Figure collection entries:
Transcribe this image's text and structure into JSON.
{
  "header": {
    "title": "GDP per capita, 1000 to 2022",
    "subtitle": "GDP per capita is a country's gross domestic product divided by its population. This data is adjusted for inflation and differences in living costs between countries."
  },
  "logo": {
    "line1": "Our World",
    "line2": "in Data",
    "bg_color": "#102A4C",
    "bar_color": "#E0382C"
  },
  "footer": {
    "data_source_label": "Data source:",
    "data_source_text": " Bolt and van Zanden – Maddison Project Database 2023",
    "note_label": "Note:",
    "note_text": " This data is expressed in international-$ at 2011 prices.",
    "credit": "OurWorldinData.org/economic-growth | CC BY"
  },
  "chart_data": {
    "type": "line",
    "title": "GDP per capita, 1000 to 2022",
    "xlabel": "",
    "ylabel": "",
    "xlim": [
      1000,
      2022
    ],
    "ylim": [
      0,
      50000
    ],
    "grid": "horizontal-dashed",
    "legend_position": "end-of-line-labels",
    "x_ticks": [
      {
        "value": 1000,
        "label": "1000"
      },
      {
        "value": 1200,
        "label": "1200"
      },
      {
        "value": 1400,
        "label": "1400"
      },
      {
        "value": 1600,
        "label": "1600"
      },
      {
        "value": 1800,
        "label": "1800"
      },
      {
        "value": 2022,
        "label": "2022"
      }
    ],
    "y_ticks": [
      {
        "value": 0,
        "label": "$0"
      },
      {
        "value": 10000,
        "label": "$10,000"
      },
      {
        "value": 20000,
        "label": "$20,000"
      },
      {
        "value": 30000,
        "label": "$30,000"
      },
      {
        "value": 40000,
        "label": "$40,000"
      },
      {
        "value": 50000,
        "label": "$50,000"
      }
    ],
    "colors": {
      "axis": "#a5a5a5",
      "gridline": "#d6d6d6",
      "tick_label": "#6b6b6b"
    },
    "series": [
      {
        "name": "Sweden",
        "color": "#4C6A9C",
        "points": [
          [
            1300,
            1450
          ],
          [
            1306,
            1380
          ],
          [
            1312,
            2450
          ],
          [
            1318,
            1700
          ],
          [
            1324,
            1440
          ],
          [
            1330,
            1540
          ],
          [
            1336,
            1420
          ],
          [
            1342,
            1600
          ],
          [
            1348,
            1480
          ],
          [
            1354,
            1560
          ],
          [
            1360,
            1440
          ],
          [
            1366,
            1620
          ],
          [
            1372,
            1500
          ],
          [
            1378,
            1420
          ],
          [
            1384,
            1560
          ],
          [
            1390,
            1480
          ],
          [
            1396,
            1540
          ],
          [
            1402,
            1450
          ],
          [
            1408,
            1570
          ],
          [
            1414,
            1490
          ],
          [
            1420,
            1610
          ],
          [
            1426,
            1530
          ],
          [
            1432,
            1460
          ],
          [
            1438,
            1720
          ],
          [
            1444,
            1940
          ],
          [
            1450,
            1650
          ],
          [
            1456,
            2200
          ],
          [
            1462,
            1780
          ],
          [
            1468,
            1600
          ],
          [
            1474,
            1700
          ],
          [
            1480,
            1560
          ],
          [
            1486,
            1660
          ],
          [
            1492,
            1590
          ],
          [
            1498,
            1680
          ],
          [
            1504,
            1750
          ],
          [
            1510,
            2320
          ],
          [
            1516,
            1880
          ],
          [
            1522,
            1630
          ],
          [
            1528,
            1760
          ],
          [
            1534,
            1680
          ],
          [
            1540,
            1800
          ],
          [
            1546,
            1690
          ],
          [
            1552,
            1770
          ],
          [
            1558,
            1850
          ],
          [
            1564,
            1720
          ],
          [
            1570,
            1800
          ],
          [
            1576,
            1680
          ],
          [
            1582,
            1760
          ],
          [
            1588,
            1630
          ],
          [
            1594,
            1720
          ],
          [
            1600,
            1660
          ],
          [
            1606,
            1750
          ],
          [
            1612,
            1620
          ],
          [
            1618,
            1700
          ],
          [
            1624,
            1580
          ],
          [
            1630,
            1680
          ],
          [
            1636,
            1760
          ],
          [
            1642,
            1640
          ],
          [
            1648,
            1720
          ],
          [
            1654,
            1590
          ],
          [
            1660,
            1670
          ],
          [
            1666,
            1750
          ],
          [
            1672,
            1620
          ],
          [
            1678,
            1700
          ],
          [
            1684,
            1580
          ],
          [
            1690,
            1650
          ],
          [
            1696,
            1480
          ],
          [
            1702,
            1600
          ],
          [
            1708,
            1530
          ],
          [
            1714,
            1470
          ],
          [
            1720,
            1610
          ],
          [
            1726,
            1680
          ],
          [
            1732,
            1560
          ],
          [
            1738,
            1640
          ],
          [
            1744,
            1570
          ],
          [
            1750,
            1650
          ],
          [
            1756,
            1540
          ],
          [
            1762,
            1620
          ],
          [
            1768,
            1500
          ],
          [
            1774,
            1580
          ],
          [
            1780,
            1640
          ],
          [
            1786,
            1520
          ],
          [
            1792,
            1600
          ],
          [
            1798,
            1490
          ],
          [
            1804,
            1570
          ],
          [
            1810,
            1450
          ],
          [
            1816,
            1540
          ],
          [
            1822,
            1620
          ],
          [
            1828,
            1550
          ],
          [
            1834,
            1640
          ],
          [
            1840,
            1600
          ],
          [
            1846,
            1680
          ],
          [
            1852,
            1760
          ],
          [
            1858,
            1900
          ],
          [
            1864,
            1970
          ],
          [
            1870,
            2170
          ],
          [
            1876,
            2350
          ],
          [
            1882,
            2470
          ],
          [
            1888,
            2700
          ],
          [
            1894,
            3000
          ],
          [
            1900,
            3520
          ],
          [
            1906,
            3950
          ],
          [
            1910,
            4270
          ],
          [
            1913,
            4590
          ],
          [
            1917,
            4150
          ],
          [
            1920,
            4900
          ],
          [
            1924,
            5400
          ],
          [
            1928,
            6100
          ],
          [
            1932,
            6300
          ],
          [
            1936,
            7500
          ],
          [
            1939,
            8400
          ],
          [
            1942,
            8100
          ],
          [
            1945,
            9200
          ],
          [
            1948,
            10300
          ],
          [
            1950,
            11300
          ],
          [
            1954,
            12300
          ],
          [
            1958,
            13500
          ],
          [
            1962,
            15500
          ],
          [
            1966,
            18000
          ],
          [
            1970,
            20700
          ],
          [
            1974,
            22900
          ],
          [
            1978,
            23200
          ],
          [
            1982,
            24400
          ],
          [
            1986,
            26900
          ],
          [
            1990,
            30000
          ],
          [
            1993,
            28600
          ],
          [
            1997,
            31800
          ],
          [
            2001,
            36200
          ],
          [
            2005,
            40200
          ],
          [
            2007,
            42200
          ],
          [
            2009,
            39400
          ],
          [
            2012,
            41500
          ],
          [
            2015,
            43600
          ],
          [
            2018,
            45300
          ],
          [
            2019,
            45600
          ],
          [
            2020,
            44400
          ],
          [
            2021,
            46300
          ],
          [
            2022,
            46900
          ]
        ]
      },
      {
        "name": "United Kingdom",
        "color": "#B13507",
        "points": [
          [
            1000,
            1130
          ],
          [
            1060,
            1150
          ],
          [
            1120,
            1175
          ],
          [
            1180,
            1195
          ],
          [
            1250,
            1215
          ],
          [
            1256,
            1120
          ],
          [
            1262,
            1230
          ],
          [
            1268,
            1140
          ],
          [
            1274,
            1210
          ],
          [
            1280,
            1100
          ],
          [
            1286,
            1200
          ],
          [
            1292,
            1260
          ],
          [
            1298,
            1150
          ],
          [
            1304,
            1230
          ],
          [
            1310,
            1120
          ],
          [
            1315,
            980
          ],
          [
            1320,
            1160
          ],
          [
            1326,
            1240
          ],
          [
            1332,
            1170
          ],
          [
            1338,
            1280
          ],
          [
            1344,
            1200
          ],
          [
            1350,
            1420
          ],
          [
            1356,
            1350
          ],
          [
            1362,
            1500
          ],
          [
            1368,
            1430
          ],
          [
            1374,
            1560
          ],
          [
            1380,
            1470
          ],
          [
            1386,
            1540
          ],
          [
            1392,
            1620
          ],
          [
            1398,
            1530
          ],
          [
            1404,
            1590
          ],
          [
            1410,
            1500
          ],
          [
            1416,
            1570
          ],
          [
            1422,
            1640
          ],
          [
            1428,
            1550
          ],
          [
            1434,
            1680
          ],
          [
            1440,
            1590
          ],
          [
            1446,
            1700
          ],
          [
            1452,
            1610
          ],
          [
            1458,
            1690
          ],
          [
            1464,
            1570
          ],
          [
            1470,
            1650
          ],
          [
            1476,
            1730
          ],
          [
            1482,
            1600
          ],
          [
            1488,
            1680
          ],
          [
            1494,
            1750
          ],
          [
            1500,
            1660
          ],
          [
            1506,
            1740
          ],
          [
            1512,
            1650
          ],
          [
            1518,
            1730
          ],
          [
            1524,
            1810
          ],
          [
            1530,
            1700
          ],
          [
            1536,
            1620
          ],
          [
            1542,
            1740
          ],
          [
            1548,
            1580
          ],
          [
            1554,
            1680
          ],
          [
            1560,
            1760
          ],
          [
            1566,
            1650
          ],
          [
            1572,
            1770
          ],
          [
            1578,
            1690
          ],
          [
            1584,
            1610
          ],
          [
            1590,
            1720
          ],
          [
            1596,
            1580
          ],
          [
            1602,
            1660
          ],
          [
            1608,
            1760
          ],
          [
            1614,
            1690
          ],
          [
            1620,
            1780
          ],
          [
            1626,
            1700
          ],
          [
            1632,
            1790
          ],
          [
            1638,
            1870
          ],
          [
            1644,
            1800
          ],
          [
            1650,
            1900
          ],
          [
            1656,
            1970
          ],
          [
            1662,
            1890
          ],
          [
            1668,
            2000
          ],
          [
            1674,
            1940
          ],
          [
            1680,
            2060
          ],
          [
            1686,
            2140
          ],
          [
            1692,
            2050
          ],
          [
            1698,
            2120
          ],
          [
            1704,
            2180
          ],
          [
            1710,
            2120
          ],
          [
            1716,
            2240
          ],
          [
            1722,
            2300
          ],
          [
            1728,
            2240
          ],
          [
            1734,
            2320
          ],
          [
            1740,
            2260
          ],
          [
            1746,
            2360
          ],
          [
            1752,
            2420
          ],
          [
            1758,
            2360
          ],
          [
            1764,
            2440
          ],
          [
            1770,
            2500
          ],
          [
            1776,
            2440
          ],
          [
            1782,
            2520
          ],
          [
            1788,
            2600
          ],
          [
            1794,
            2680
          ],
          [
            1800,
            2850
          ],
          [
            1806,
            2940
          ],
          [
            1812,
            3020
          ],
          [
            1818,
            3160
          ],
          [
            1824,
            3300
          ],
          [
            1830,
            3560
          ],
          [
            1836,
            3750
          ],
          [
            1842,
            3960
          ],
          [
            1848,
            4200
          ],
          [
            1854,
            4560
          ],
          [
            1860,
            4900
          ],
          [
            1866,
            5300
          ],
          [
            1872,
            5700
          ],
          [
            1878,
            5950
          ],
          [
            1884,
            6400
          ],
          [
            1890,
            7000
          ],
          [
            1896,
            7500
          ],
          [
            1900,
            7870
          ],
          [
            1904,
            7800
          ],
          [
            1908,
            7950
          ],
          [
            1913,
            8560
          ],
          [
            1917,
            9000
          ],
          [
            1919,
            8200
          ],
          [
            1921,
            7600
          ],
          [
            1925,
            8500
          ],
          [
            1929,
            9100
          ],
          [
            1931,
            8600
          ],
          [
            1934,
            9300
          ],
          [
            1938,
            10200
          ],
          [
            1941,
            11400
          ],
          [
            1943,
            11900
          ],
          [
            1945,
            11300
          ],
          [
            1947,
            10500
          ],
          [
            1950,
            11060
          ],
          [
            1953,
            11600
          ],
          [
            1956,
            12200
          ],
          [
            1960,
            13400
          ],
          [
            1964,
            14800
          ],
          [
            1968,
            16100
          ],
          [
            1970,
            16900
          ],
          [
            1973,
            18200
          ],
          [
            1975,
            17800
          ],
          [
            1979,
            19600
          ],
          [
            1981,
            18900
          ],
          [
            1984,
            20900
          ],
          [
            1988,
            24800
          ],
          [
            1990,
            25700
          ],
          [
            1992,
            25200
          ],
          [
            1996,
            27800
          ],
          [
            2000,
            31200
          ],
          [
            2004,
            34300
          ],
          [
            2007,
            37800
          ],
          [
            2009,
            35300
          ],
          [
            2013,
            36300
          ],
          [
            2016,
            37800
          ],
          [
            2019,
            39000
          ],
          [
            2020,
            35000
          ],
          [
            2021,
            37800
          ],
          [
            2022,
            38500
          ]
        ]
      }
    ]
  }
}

**What you will do**: Return each full line of the entries that contains the word "value".

**Finished task**:
        "value": 1000,
        "value": 1200,
        "value": 1400,
        "value": 1600,
        "value": 1800,
        "value": 2022,
        "value": 0,
        "value": 10000,
        "value": 20000,
        "value": 30000,
        "value": 40000,
        "value": 50000,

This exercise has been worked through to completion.